┌─ EXERCISE MATERIAL
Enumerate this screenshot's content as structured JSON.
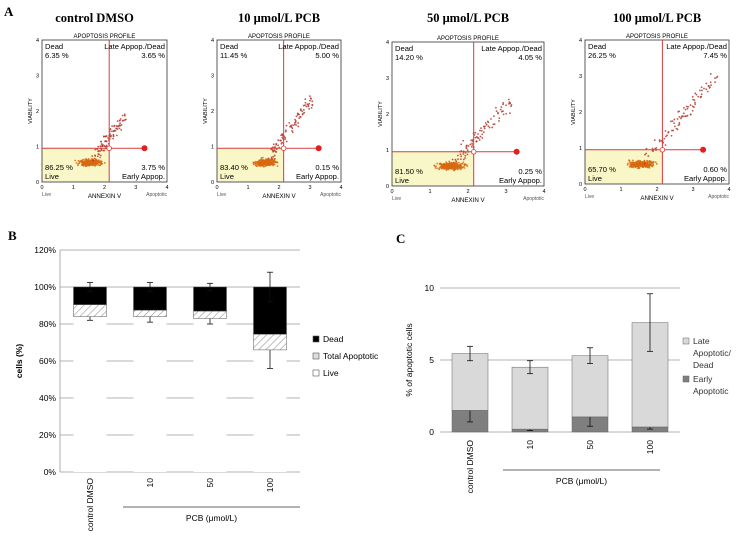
{
  "chart_data": [
    {
      "type": "scatter",
      "panel": "A",
      "plots": [
        {
          "title": "control DMSO",
          "dead": "6.35 %",
          "late": "3.65 %",
          "live": "86.25 %",
          "early": "3.75 %",
          "spread": 0.6
        },
        {
          "title": "10 μmol/L PCB",
          "dead": "11.45 %",
          "late": "5.00 %",
          "live": "83.40 %",
          "early": "0.15 %",
          "spread": 0.85
        },
        {
          "title": "50 μmol/L PCB",
          "dead": "14.20 %",
          "late": "4.05 %",
          "live": "81.50 %",
          "early": "0.25 %",
          "spread": 0.9
        },
        {
          "title": "100 μmol/L PCB",
          "dead": "26.25 %",
          "late": "7.45 %",
          "live": "65.70 %",
          "early": "0.60 %",
          "spread": 1.2
        }
      ],
      "profile_title": "APOPTOSIS PROFILE",
      "quad_dead": "Dead",
      "quad_late": "Late Appop./Dead",
      "quad_live": "Live",
      "quad_early": "Early Appop.",
      "xlabel": "ANNEXIN V",
      "ylabel": "VIABILITY",
      "x_left": "Live",
      "x_right": "Apoptotic",
      "xticks": [
        "0",
        "1",
        "2",
        "3",
        "4"
      ],
      "yticks": [
        "0",
        "1",
        "2",
        "3",
        "4"
      ],
      "xlim": [
        0,
        4
      ],
      "ylim": [
        0,
        4
      ]
    },
    {
      "type": "bar",
      "panel": "B",
      "stacked": true,
      "categories": [
        "control DMSO",
        "10",
        "50",
        "100"
      ],
      "series": [
        {
          "name": "Live",
          "values": [
            84,
            84,
            83,
            66
          ],
          "err": [
            2,
            3,
            3,
            10
          ]
        },
        {
          "name": "Total Apoptotic",
          "values": [
            6.5,
            3.5,
            4,
            8.5
          ]
        },
        {
          "name": "Dead",
          "values": [
            9.5,
            12.5,
            13,
            25.5
          ],
          "err": [
            2.5,
            2.5,
            2,
            8
          ]
        }
      ],
      "legend_order": [
        "Dead",
        "Total Apoptotic",
        "Live"
      ],
      "yticks": [
        "0%",
        "20%",
        "40%",
        "60%",
        "80%",
        "100%",
        "120%"
      ],
      "ylim": [
        0,
        120
      ],
      "ylabel": "cells (%)",
      "xlabel": "PCB (μmol/L)"
    },
    {
      "type": "bar",
      "panel": "C",
      "stacked": true,
      "categories": [
        "control DMSO",
        "10",
        "50",
        "100"
      ],
      "series": [
        {
          "name": "Early Apoptotic",
          "values": [
            1.5,
            0.2,
            1.05,
            0.35
          ],
          "err": [
            0.8,
            0.1,
            0.65,
            0.15
          ]
        },
        {
          "name": "Late Apoptotic/ Dead",
          "values": [
            3.95,
            4.3,
            4.25,
            7.25
          ],
          "err": [
            0.5,
            0.45,
            0.55,
            2
          ]
        }
      ],
      "legend": [
        [
          "Late",
          "Apoptotic/",
          "Dead"
        ],
        [
          "Early",
          "Apoptotic"
        ]
      ],
      "yticks": [
        "0",
        "5",
        "10"
      ],
      "ylim": [
        0,
        10
      ],
      "ylabel": "% of apoptotic cells",
      "xlabel": "PCB (μmol/L)"
    }
  ],
  "labels": {
    "a": "A",
    "b": "B",
    "c": "C"
  },
  "colors": {
    "dead_b": "#000000",
    "apop_b": "#dddddd",
    "early_c": "#7f7f7f",
    "late_c": "#d9d9d9",
    "dot": "#b03a2e",
    "live_fill": "#f9f6c8",
    "gate": "#d93a3a",
    "gate_dot": "#e0201e"
  }
}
└─
Retype all the records exactly and keep out every picture.

Enumerate this screenshot's content as structured JSON.
{
  "chart_data": [
    {
      "type": "scatter",
      "panel": "A",
      "plots": [
        {
          "title": "control DMSO",
          "dead": "6.35 %",
          "late": "3.65 %",
          "live": "86.25 %",
          "early": "3.75 %",
          "spread": 0.6
        },
        {
          "title": "10 μmol/L PCB",
          "dead": "11.45 %",
          "late": "5.00 %",
          "live": "83.40 %",
          "early": "0.15 %",
          "spread": 0.85
        },
        {
          "title": "50 μmol/L PCB",
          "dead": "14.20 %",
          "late": "4.05 %",
          "live": "81.50 %",
          "early": "0.25 %",
          "spread": 0.9
        },
        {
          "title": "100 μmol/L PCB",
          "dead": "26.25 %",
          "late": "7.45 %",
          "live": "65.70 %",
          "early": "0.60 %",
          "spread": 1.2
        }
      ],
      "profile_title": "APOPTOSIS PROFILE",
      "quad_dead": "Dead",
      "quad_late": "Late Appop./Dead",
      "quad_live": "Live",
      "quad_early": "Early Appop.",
      "xlabel": "ANNEXIN V",
      "ylabel": "VIABILITY",
      "x_left": "Live",
      "x_right": "Apoptotic",
      "xticks": [
        "0",
        "1",
        "2",
        "3",
        "4"
      ],
      "yticks": [
        "0",
        "1",
        "2",
        "3",
        "4"
      ],
      "xlim": [
        0,
        4
      ],
      "ylim": [
        0,
        4
      ]
    },
    {
      "type": "bar",
      "panel": "B",
      "stacked": true,
      "categories": [
        "control DMSO",
        "10",
        "50",
        "100"
      ],
      "series": [
        {
          "name": "Live",
          "values": [
            84,
            84,
            83,
            66
          ],
          "err": [
            2,
            3,
            3,
            10
          ]
        },
        {
          "name": "Total Apoptotic",
          "values": [
            6.5,
            3.5,
            4,
            8.5
          ]
        },
        {
          "name": "Dead",
          "values": [
            9.5,
            12.5,
            13,
            25.5
          ],
          "err": [
            2.5,
            2.5,
            2,
            8
          ]
        }
      ],
      "legend_order": [
        "Dead",
        "Total Apoptotic",
        "Live"
      ],
      "yticks": [
        "0%",
        "20%",
        "40%",
        "60%",
        "80%",
        "100%",
        "120%"
      ],
      "ylim": [
        0,
        120
      ],
      "ylabel": "cells (%)",
      "xlabel": "PCB (μmol/L)"
    },
    {
      "type": "bar",
      "panel": "C",
      "stacked": true,
      "categories": [
        "control DMSO",
        "10",
        "50",
        "100"
      ],
      "series": [
        {
          "name": "Early Apoptotic",
          "values": [
            1.5,
            0.2,
            1.05,
            0.35
          ],
          "err": [
            0.8,
            0.1,
            0.65,
            0.15
          ]
        },
        {
          "name": "Late Apoptotic/ Dead",
          "values": [
            3.95,
            4.3,
            4.25,
            7.25
          ],
          "err": [
            0.5,
            0.45,
            0.55,
            2
          ]
        }
      ],
      "legend": [
        [
          "Late",
          "Apoptotic/",
          "Dead"
        ],
        [
          "Early",
          "Apoptotic"
        ]
      ],
      "yticks": [
        "0",
        "5",
        "10"
      ],
      "ylim": [
        0,
        10
      ],
      "ylabel": "% of apoptotic cells",
      "xlabel": "PCB (μmol/L)"
    }
  ],
  "labels": {
    "a": "A",
    "b": "B",
    "c": "C"
  },
  "colors": {
    "dead_b": "#000000",
    "apop_b": "#dddddd",
    "early_c": "#7f7f7f",
    "late_c": "#d9d9d9",
    "dot": "#b03a2e",
    "live_fill": "#f9f6c8",
    "gate": "#d93a3a",
    "gate_dot": "#e0201e"
  }
}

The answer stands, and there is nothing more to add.